# [Job]
Identify and pull out each line of the entries in which "Matched" occurs.

# [Input for this task]
»»

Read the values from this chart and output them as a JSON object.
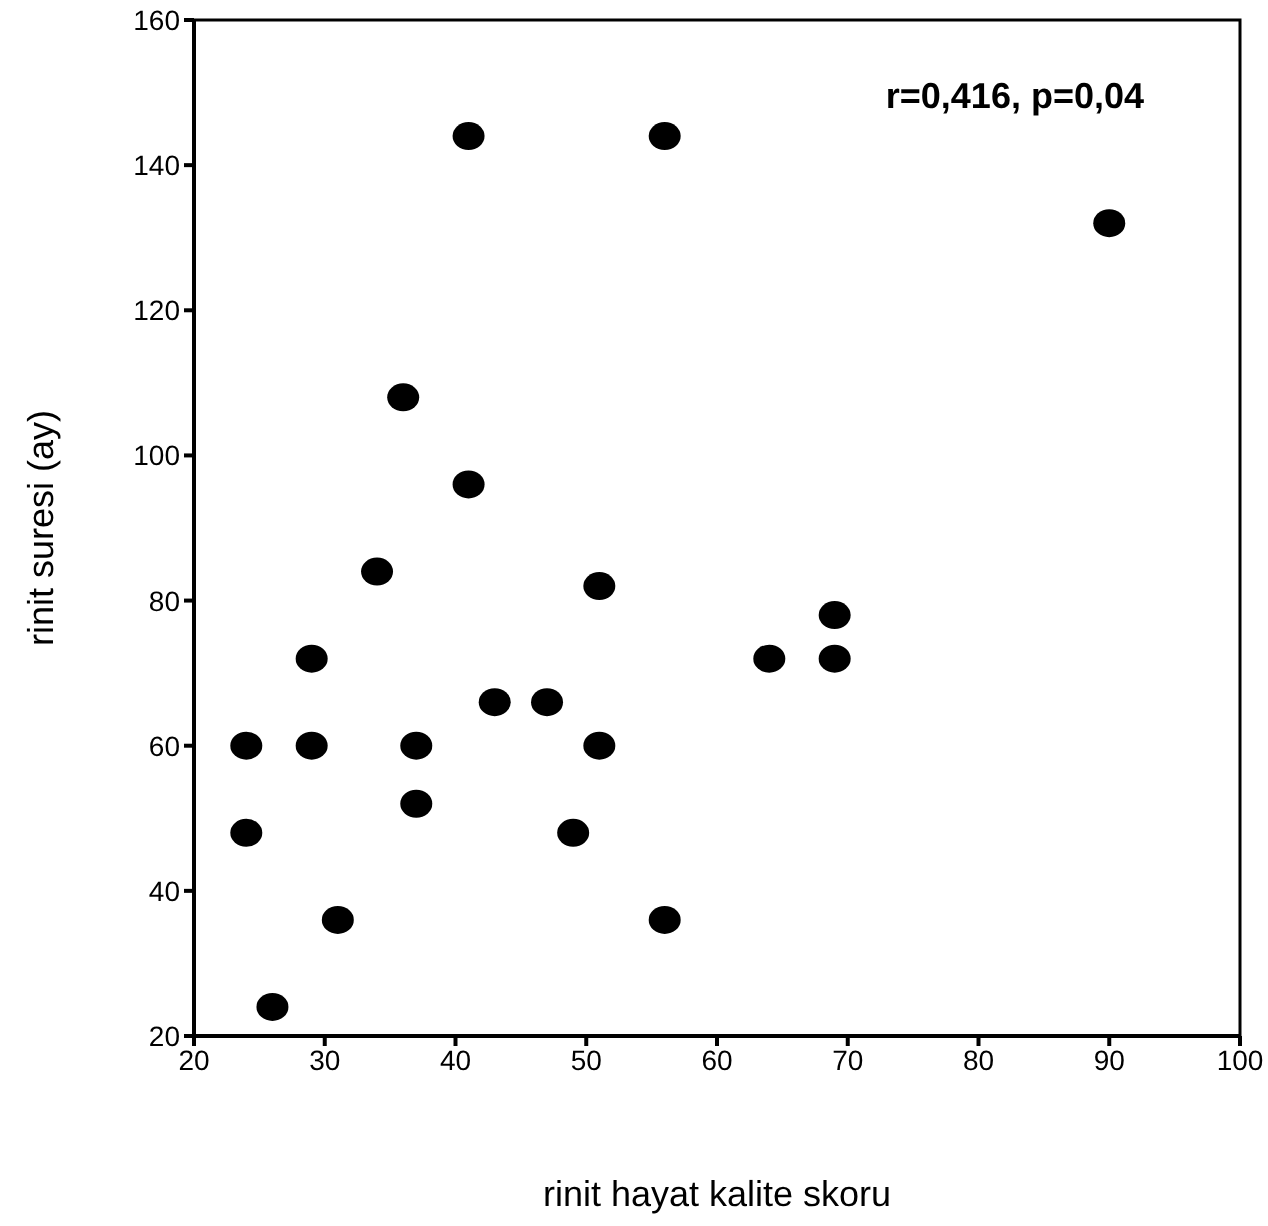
{
  "chart_data": {
    "type": "scatter",
    "xlabel": "rinit hayat kalite skoru",
    "ylabel": "rinit suresi (ay)",
    "annotations": [
      "r=0,416, p=0,04"
    ],
    "x": [
      24,
      24,
      26,
      29,
      29,
      31,
      34,
      36,
      37,
      37,
      41,
      41,
      43,
      47,
      49,
      51,
      51,
      56,
      56,
      64,
      69,
      69,
      90
    ],
    "series": [
      {
        "color": "#000000",
        "values": [
          60,
          48,
          24,
          72,
          60,
          36,
          84,
          108,
          60,
          52,
          144,
          96,
          66,
          66,
          48,
          82,
          60,
          144,
          36,
          72,
          78,
          72,
          132
        ]
      }
    ],
    "xlim": [
      20,
      100
    ],
    "xticks": [
      20,
      30,
      40,
      50,
      60,
      70,
      80,
      90,
      100
    ],
    "ylim": [
      20,
      160
    ],
    "yticks": [
      20,
      40,
      60,
      80,
      100,
      120,
      140,
      160
    ],
    "grid": false,
    "legend": false,
    "marker": "circle"
  }
}
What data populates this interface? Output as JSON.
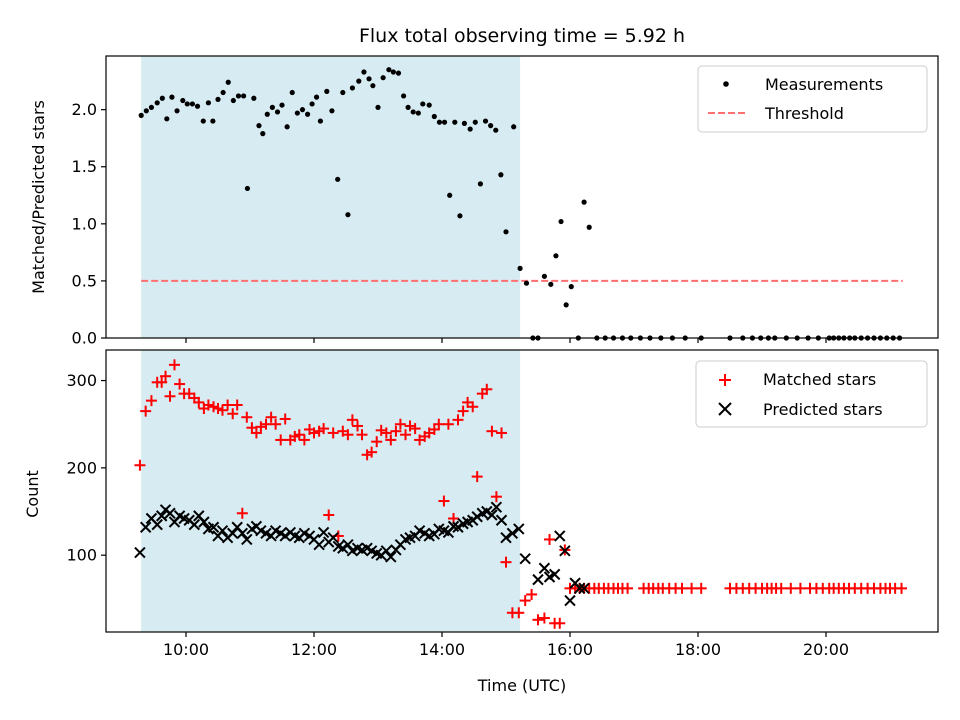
{
  "chart_data": [
    {
      "type": "scatter",
      "title": "Flux total observing time = 5.92 h",
      "xlabel": "",
      "ylabel": "Matched/Predicted stars",
      "xlim": [
        8.75,
        21.75
      ],
      "ylim": [
        0.0,
        2.47
      ],
      "xticks": [
        10,
        12,
        14,
        16,
        18,
        20
      ],
      "xtick_labels": [],
      "yticks": [
        0.0,
        0.5,
        1.0,
        1.5,
        2.0
      ],
      "ytick_labels": [
        "0.0",
        "0.5",
        "1.0",
        "1.5",
        "2.0"
      ],
      "shaded_span": [
        9.3,
        15.22
      ],
      "grid": false,
      "legend_position": "top-right",
      "threshold": {
        "name": "Threshold",
        "value": 0.5,
        "x_range": [
          9.3,
          21.2
        ],
        "color": "#ff7070",
        "style": "dashed"
      },
      "series": [
        {
          "name": "Measurements",
          "color": "#000000",
          "marker": "dot",
          "x": [
            9.3,
            9.38,
            9.46,
            9.55,
            9.63,
            9.7,
            9.78,
            9.86,
            9.95,
            10.02,
            10.1,
            10.18,
            10.27,
            10.35,
            10.42,
            10.5,
            10.58,
            10.66,
            10.74,
            10.82,
            10.9,
            10.96,
            11.06,
            11.14,
            11.2,
            11.27,
            11.35,
            11.43,
            11.5,
            11.58,
            11.66,
            11.74,
            11.82,
            11.9,
            11.97,
            12.04,
            12.1,
            12.2,
            12.28,
            12.37,
            12.45,
            12.53,
            12.6,
            12.7,
            12.78,
            12.86,
            12.92,
            13.0,
            13.08,
            13.17,
            13.24,
            13.32,
            13.4,
            13.47,
            13.55,
            13.63,
            13.7,
            13.8,
            13.88,
            13.96,
            14.04,
            14.12,
            14.2,
            14.28,
            14.35,
            14.44,
            14.52,
            14.6,
            14.68,
            14.76,
            14.84,
            14.92,
            15.0,
            15.12,
            15.22,
            15.32,
            15.42,
            15.5,
            15.6,
            15.7,
            15.78,
            15.86,
            15.94,
            16.02,
            16.13,
            16.22,
            16.3,
            16.42,
            16.55,
            16.68,
            16.82,
            16.95,
            17.1,
            17.25,
            17.42,
            17.6,
            17.8,
            18.05,
            18.5,
            18.7,
            18.85,
            18.98,
            19.1,
            19.2,
            19.38,
            19.55,
            19.72,
            19.88,
            20.05,
            20.12,
            20.2,
            20.28,
            20.37,
            20.45,
            20.55,
            20.65,
            20.75,
            20.85,
            20.95,
            21.05,
            21.15
          ],
          "y": [
            1.95,
            1.99,
            2.02,
            2.06,
            2.1,
            1.92,
            2.11,
            1.99,
            2.08,
            2.05,
            2.05,
            2.03,
            1.9,
            2.06,
            1.9,
            2.09,
            2.15,
            2.24,
            2.08,
            2.12,
            2.12,
            1.31,
            2.1,
            1.86,
            1.79,
            1.96,
            2.02,
            1.98,
            2.04,
            1.85,
            2.15,
            1.97,
            2.0,
            1.96,
            2.05,
            2.11,
            1.9,
            2.16,
            1.99,
            1.39,
            2.15,
            1.08,
            2.19,
            2.25,
            2.33,
            2.27,
            2.21,
            2.02,
            2.28,
            2.35,
            2.33,
            2.32,
            2.12,
            2.02,
            1.98,
            1.97,
            2.05,
            2.04,
            1.94,
            1.89,
            1.89,
            1.25,
            1.89,
            1.07,
            1.88,
            1.83,
            1.89,
            1.35,
            1.9,
            1.86,
            1.82,
            1.43,
            0.93,
            1.85,
            0.61,
            0.48,
            0.0,
            0.0,
            0.54,
            0.47,
            0.72,
            1.02,
            0.29,
            0.45,
            0.0,
            1.19,
            0.97,
            0.0,
            0.0,
            0.0,
            0.0,
            0.0,
            0.0,
            0.0,
            0.0,
            0.0,
            0.0,
            0.0,
            0.0,
            0.0,
            0.0,
            0.0,
            0.0,
            0.0,
            0.0,
            0.0,
            0.0,
            0.0,
            0.0,
            0.0,
            0.0,
            0.0,
            0.0,
            0.0,
            0.0,
            0.0,
            0.0,
            0.0,
            0.0,
            0.0,
            0.0
          ]
        }
      ]
    },
    {
      "type": "scatter",
      "title": "",
      "xlabel": "Time (UTC)",
      "ylabel": "Count",
      "xlim": [
        8.75,
        21.75
      ],
      "ylim": [
        12,
        335
      ],
      "xticks": [
        10,
        12,
        14,
        16,
        18,
        20
      ],
      "xtick_labels": [
        "10:00",
        "12:00",
        "14:00",
        "16:00",
        "18:00",
        "20:00"
      ],
      "yticks": [
        100,
        200,
        300
      ],
      "ytick_labels": [
        "100",
        "200",
        "300"
      ],
      "shaded_span": [
        9.3,
        15.22
      ],
      "grid": false,
      "legend_position": "top-right",
      "series": [
        {
          "name": "Matched stars",
          "color": "#ff0000",
          "marker": "plus",
          "x": [
            9.28,
            9.37,
            9.46,
            9.55,
            9.62,
            9.68,
            9.75,
            9.82,
            9.9,
            9.97,
            10.05,
            10.13,
            10.2,
            10.28,
            10.35,
            10.43,
            10.5,
            10.57,
            10.65,
            10.73,
            10.8,
            10.88,
            10.95,
            11.03,
            11.1,
            11.17,
            11.25,
            11.33,
            11.4,
            11.48,
            11.55,
            11.63,
            11.7,
            11.77,
            11.85,
            11.93,
            12.0,
            12.08,
            12.15,
            12.23,
            12.3,
            12.38,
            12.45,
            12.53,
            12.6,
            12.68,
            12.75,
            12.83,
            12.9,
            12.98,
            13.05,
            13.13,
            13.2,
            13.28,
            13.35,
            13.43,
            13.5,
            13.58,
            13.65,
            13.73,
            13.8,
            13.88,
            13.95,
            14.03,
            14.1,
            14.18,
            14.25,
            14.33,
            14.4,
            14.48,
            14.55,
            14.63,
            14.7,
            14.78,
            14.85,
            14.93,
            15.0,
            15.1,
            15.2,
            15.3,
            15.4,
            15.5,
            15.6,
            15.68,
            15.76,
            15.84,
            15.92,
            16.0,
            16.08,
            16.15,
            16.22,
            16.3,
            16.38,
            16.45,
            16.53,
            16.6,
            16.68,
            16.75,
            16.82,
            16.9,
            17.15,
            17.23,
            17.3,
            17.38,
            17.45,
            17.55,
            17.65,
            17.75,
            17.9,
            18.05,
            18.5,
            18.6,
            18.7,
            18.8,
            18.9,
            19.0,
            19.08,
            19.15,
            19.22,
            19.3,
            19.45,
            19.6,
            19.75,
            19.85,
            19.95,
            20.05,
            20.12,
            20.2,
            20.28,
            20.36,
            20.45,
            20.55,
            20.65,
            20.75,
            20.85,
            20.93,
            21.0,
            21.08,
            21.18
          ],
          "y": [
            203,
            265,
            277,
            298,
            298,
            305,
            282,
            318,
            296,
            285,
            285,
            280,
            275,
            268,
            272,
            270,
            268,
            266,
            272,
            262,
            272,
            148,
            258,
            246,
            240,
            247,
            250,
            258,
            250,
            232,
            256,
            232,
            236,
            238,
            232,
            244,
            240,
            242,
            245,
            146,
            240,
            122,
            242,
            238,
            255,
            248,
            238,
            215,
            218,
            230,
            243,
            240,
            232,
            242,
            250,
            238,
            248,
            245,
            232,
            236,
            240,
            244,
            250,
            162,
            250,
            142,
            255,
            265,
            275,
            270,
            190,
            285,
            290,
            242,
            167,
            240,
            92,
            34,
            34,
            48,
            55,
            26,
            28,
            118,
            22,
            22,
            106,
            62,
            62,
            62,
            62,
            62,
            62,
            62,
            62,
            62,
            62,
            62,
            62,
            62,
            62,
            62,
            62,
            62,
            62,
            62,
            62,
            62,
            62,
            62,
            62,
            62,
            62,
            62,
            62,
            62,
            62,
            62,
            62,
            62,
            62,
            62,
            62,
            62,
            62,
            62,
            62,
            62,
            62,
            62,
            62,
            62,
            62,
            62,
            62,
            62,
            62,
            62,
            62
          ]
        },
        {
          "name": "Predicted stars",
          "color": "#000000",
          "marker": "x",
          "x": [
            9.28,
            9.37,
            9.46,
            9.55,
            9.62,
            9.68,
            9.75,
            9.82,
            9.9,
            9.97,
            10.05,
            10.13,
            10.2,
            10.28,
            10.35,
            10.43,
            10.5,
            10.57,
            10.65,
            10.73,
            10.8,
            10.88,
            10.95,
            11.03,
            11.1,
            11.17,
            11.25,
            11.33,
            11.4,
            11.48,
            11.55,
            11.63,
            11.7,
            11.77,
            11.85,
            11.93,
            12.0,
            12.08,
            12.15,
            12.23,
            12.3,
            12.38,
            12.45,
            12.53,
            12.6,
            12.68,
            12.75,
            12.83,
            12.9,
            12.98,
            13.05,
            13.13,
            13.2,
            13.28,
            13.35,
            13.43,
            13.5,
            13.58,
            13.65,
            13.73,
            13.8,
            13.88,
            13.95,
            14.03,
            14.1,
            14.18,
            14.25,
            14.33,
            14.4,
            14.48,
            14.55,
            14.63,
            14.7,
            14.78,
            14.85,
            14.93,
            15.0,
            15.1,
            15.2,
            15.3,
            15.5,
            15.6,
            15.68,
            15.76,
            15.84,
            15.92,
            16.0,
            16.08,
            16.15,
            16.22
          ],
          "y": [
            103,
            132,
            142,
            135,
            145,
            152,
            148,
            138,
            145,
            142,
            140,
            135,
            145,
            138,
            130,
            132,
            122,
            128,
            120,
            125,
            132,
            125,
            118,
            130,
            133,
            128,
            125,
            122,
            128,
            125,
            122,
            126,
            122,
            120,
            125,
            122,
            118,
            112,
            126,
            115,
            120,
            110,
            108,
            112,
            105,
            108,
            106,
            108,
            105,
            102,
            100,
            105,
            98,
            106,
            112,
            118,
            120,
            122,
            128,
            125,
            122,
            124,
            130,
            128,
            126,
            133,
            132,
            136,
            138,
            140,
            144,
            148,
            150,
            146,
            155,
            140,
            120,
            125,
            130,
            96,
            72,
            85,
            75,
            78,
            122,
            105,
            48,
            68,
            62,
            62
          ]
        }
      ]
    }
  ]
}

««

# [Response below]
      "ylabel": "Matched/Predicted stars",
          "name": "Matched stars",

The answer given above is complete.